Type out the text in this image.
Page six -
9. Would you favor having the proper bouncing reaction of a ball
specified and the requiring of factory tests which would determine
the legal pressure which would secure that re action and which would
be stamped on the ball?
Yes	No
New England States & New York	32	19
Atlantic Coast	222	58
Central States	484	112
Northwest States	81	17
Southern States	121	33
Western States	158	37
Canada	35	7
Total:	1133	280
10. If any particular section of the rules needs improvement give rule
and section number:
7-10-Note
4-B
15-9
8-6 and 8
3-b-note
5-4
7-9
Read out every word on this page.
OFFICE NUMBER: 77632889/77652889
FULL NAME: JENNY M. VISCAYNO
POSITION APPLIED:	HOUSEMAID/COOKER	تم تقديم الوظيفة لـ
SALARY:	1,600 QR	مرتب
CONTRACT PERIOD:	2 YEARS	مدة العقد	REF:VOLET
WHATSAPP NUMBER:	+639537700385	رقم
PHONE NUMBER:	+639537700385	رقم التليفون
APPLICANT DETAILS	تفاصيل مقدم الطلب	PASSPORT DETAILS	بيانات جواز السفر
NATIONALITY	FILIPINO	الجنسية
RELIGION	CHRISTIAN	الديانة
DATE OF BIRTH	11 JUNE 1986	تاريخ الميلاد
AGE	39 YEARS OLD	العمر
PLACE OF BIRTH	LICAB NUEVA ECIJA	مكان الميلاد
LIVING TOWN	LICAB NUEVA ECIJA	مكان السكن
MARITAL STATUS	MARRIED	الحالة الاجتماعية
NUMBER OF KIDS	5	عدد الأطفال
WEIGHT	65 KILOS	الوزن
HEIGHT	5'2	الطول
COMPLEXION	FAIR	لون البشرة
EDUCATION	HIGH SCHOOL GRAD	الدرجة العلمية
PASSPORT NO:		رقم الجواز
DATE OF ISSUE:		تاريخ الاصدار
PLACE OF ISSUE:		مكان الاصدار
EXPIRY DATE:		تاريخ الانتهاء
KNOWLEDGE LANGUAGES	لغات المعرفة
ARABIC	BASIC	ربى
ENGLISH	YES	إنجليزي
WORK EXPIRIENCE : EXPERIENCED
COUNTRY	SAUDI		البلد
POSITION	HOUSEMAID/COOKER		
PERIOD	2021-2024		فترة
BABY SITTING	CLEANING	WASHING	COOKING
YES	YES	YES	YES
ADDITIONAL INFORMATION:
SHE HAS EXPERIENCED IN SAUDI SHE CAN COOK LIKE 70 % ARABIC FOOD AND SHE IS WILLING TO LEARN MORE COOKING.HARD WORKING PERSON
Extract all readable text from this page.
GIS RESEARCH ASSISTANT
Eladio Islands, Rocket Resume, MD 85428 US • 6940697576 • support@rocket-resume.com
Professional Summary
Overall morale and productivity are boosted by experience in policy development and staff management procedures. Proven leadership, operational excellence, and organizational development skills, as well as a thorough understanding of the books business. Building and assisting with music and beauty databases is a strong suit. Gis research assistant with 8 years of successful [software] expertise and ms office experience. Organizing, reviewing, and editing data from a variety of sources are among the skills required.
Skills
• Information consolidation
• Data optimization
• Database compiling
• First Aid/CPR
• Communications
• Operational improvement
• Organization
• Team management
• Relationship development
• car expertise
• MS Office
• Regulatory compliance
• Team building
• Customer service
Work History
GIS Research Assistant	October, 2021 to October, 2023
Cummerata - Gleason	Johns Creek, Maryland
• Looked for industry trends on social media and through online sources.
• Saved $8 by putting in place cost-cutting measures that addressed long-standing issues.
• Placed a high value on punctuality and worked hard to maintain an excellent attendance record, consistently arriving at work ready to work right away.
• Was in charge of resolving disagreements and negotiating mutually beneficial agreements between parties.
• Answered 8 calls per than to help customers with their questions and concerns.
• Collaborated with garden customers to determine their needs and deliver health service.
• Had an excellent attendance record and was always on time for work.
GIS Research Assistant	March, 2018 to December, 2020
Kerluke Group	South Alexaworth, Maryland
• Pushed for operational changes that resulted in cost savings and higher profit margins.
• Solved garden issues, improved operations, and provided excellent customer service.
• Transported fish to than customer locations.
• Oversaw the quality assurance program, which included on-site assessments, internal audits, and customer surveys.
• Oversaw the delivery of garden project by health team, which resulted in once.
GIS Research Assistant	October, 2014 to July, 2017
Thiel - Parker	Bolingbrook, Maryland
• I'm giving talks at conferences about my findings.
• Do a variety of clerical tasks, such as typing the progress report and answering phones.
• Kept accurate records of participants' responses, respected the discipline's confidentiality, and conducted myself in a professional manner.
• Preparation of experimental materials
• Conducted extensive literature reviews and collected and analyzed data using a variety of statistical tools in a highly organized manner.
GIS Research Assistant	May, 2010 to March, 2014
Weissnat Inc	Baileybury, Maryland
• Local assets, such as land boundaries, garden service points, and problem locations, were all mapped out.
********
→ **Exercise goal**
Copy each line of the entries that includes the word "text".

→ **Result**
Type out the text in this image.
Extract all readable text from this page.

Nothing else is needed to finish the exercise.